Your objective -> Rewrite the records that open with the line containing "annotation: 6.838 xyxy=(687,59,713,70)" and close with the one containing "y-tick-label: 6.500 xyxy=(675,94,700,106)", replacing "x-tick-label" with "x-axis label" and leaving everything else unchanged.
** start of Dataset extract **
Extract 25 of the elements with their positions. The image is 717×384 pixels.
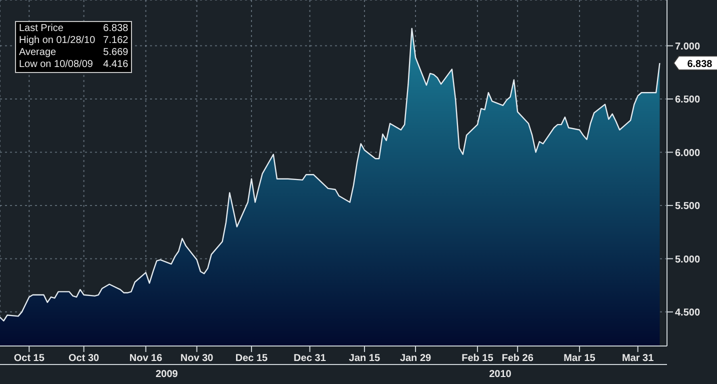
annotation: 6.838 xyxy=(687,59,713,70)
x-tick-label: Jan 29 xyxy=(400,353,432,364)
x-tick-label: Dec 31 xyxy=(294,353,326,364)
text: Last Price 6.838 xyxy=(19,23,128,34)
text: Average 5.669 xyxy=(19,47,128,58)
text: 2010 xyxy=(489,368,512,380)
y-tick-label: 5.500 xyxy=(675,201,700,212)
annotation: High on 01/28/10 7.162 xyxy=(19,35,128,47)
x-tick-label: Dec 15 xyxy=(235,353,268,364)
text: 2009 xyxy=(156,368,178,380)
x-tick-label: Nov 30 xyxy=(180,353,214,364)
y-tick-label: 5.000 xyxy=(675,254,700,266)
x-tick-label: Feb 26 xyxy=(502,353,534,364)
y-tick-label: 6.500 xyxy=(675,94,700,106)
x-tick-label: Mar 15 xyxy=(564,353,596,364)
x-tick-label: Feb 15 xyxy=(462,353,494,364)
x-tick-label: Jan 15 xyxy=(348,353,380,364)
x-tick-label: Oct 15 xyxy=(14,353,45,364)
x-tick-label: Mar 31 xyxy=(622,353,654,364)
y-tick-label: 7.000 xyxy=(675,41,700,52)
x-tick-label: Nov 16 xyxy=(129,353,163,364)
x-tick-label: Oct 30 xyxy=(68,353,100,364)
y-tick-label: 4.500 xyxy=(675,307,700,318)
y-tick-label: 6.000 xyxy=(675,148,700,159)
annotation: Low on 10/08/09 4.416 xyxy=(19,59,128,71)
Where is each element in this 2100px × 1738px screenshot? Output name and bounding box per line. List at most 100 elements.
** end of Dataset extract **
Complete answer ->
annotation: 6.838 xyxy=(687,59,713,70)
x-axis label: Jan 29 xyxy=(400,353,432,364)
x-axis label: Dec 31 xyxy=(294,353,326,364)
text: Last Price 6.838 xyxy=(19,23,128,34)
text: Average 5.669 xyxy=(19,47,128,58)
text: 2010 xyxy=(489,368,512,380)
y-tick-label: 5.500 xyxy=(675,201,700,212)
annotation: High on 01/28/10 7.162 xyxy=(19,35,128,47)
x-axis label: Dec 15 xyxy=(235,353,268,364)
text: 2009 xyxy=(156,368,178,380)
x-axis label: Nov 30 xyxy=(180,353,214,364)
y-tick-label: 5.000 xyxy=(675,254,700,266)
x-axis label: Feb 26 xyxy=(502,353,534,364)
y-tick-label: 6.500 xyxy=(675,94,700,106)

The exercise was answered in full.